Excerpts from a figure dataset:
— Start —

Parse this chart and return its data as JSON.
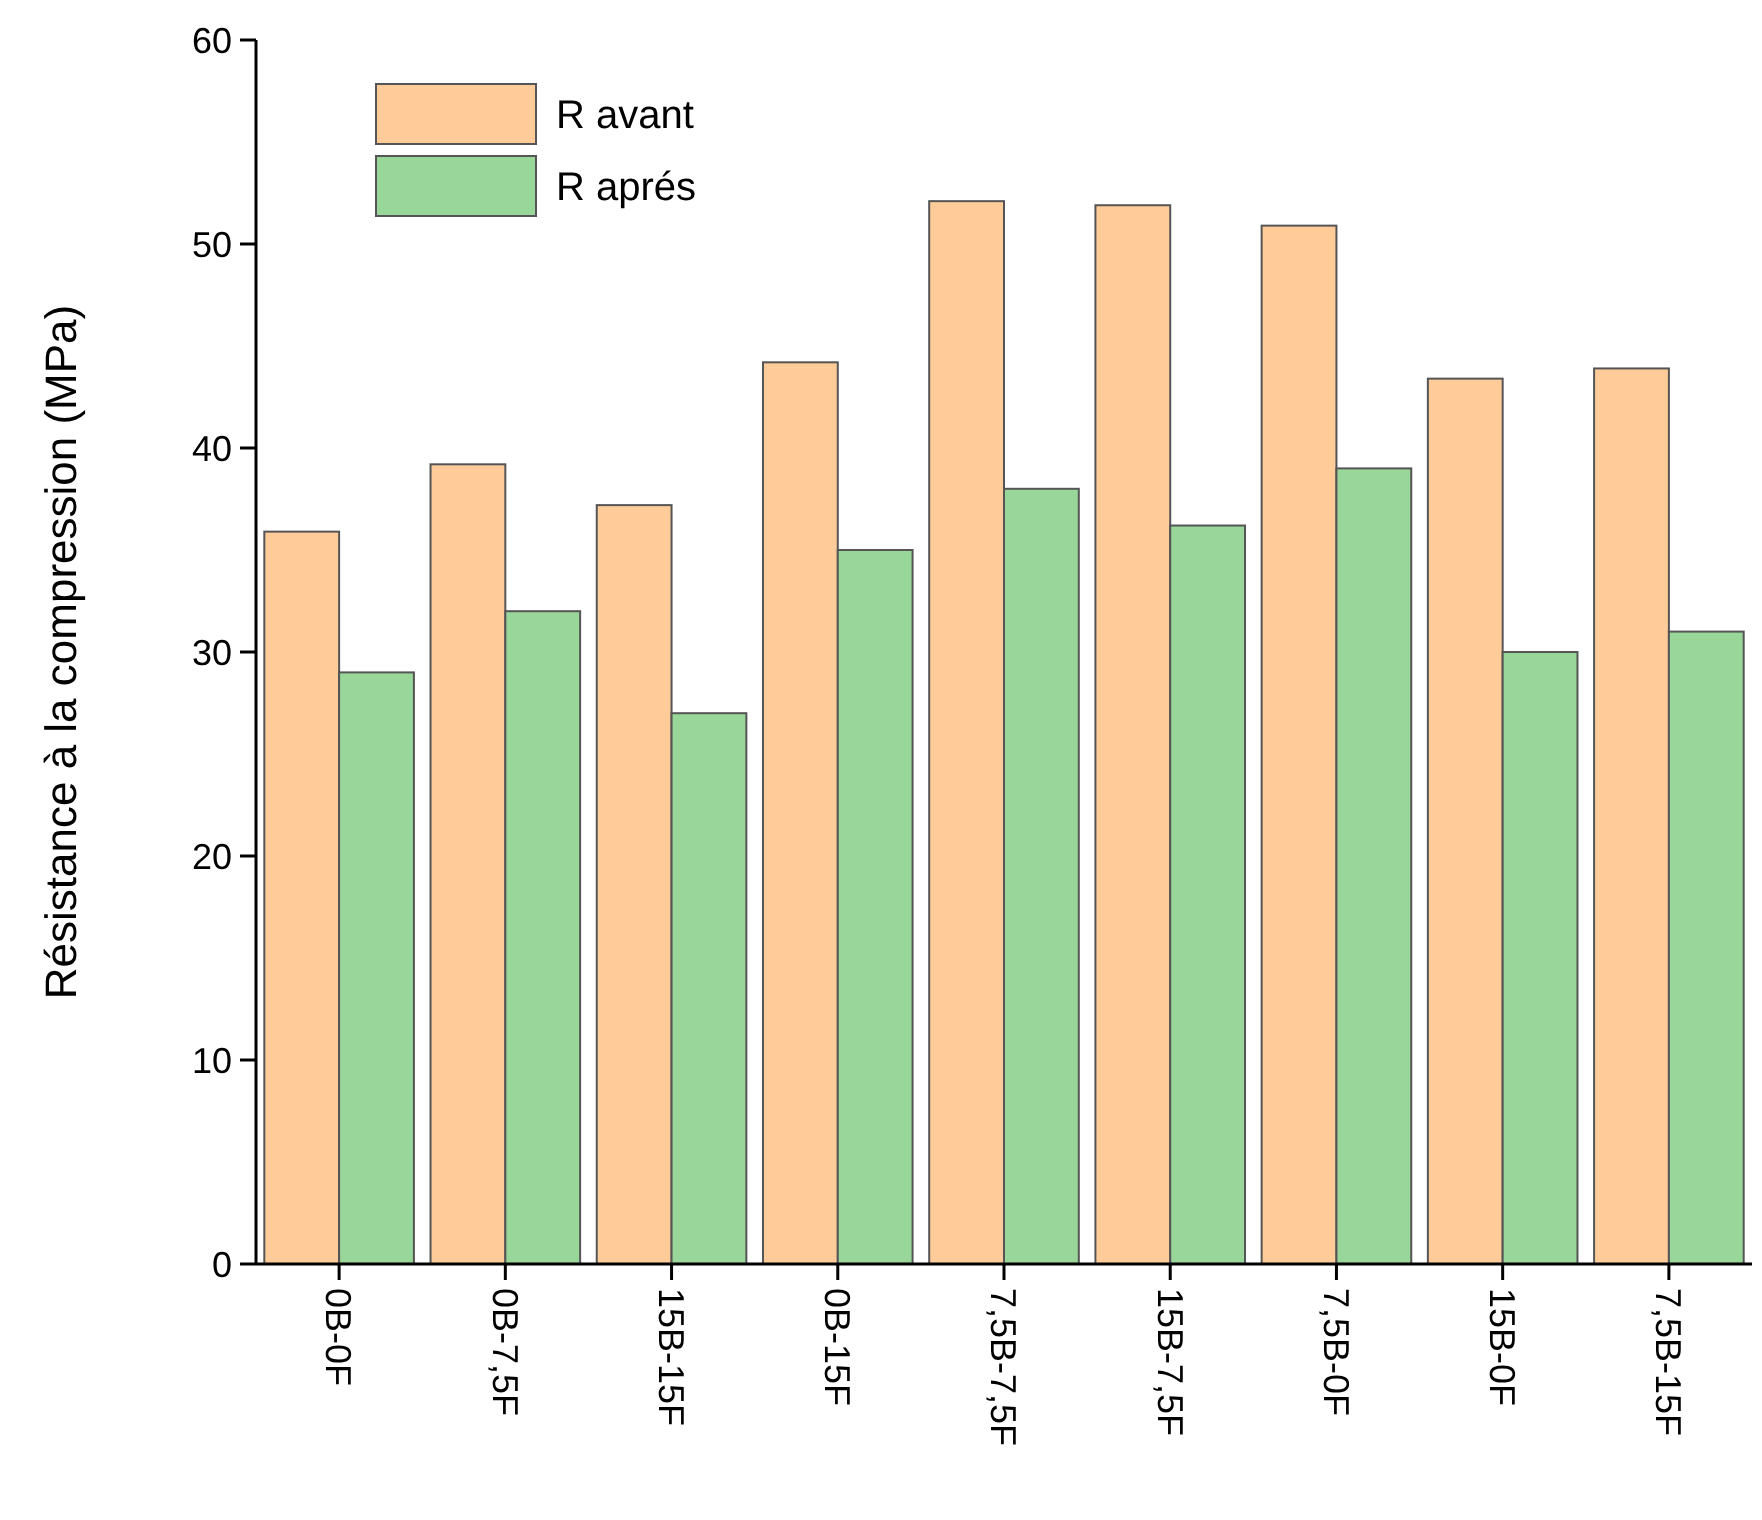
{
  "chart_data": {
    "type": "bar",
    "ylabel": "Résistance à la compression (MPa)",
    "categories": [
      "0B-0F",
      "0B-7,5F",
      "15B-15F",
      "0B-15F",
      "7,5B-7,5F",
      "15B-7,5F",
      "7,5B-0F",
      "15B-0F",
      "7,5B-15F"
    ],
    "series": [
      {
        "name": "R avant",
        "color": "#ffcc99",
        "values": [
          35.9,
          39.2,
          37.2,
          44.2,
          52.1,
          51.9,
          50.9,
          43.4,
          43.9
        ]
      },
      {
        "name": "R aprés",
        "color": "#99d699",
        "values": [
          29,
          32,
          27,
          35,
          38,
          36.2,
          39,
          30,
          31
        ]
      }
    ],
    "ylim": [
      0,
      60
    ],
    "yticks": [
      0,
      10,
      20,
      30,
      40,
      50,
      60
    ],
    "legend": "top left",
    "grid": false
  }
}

— End —

# Description of the task
Your job is to transcribe the entries above exactly; skip the pictures.

# Answer to this exercise
Parse this chart and return its data as JSON.
{
  "chart_data": {
    "type": "bar",
    "ylabel": "Résistance à la compression (MPa)",
    "categories": [
      "0B-0F",
      "0B-7,5F",
      "15B-15F",
      "0B-15F",
      "7,5B-7,5F",
      "15B-7,5F",
      "7,5B-0F",
      "15B-0F",
      "7,5B-15F"
    ],
    "series": [
      {
        "name": "R avant",
        "color": "#ffcc99",
        "values": [
          35.9,
          39.2,
          37.2,
          44.2,
          52.1,
          51.9,
          50.9,
          43.4,
          43.9
        ]
      },
      {
        "name": "R aprés",
        "color": "#99d699",
        "values": [
          29,
          32,
          27,
          35,
          38,
          36.2,
          39,
          30,
          31
        ]
      }
    ],
    "ylim": [
      0,
      60
    ],
    "yticks": [
      0,
      10,
      20,
      30,
      40,
      50,
      60
    ],
    "legend": "top left",
    "grid": false
  }
}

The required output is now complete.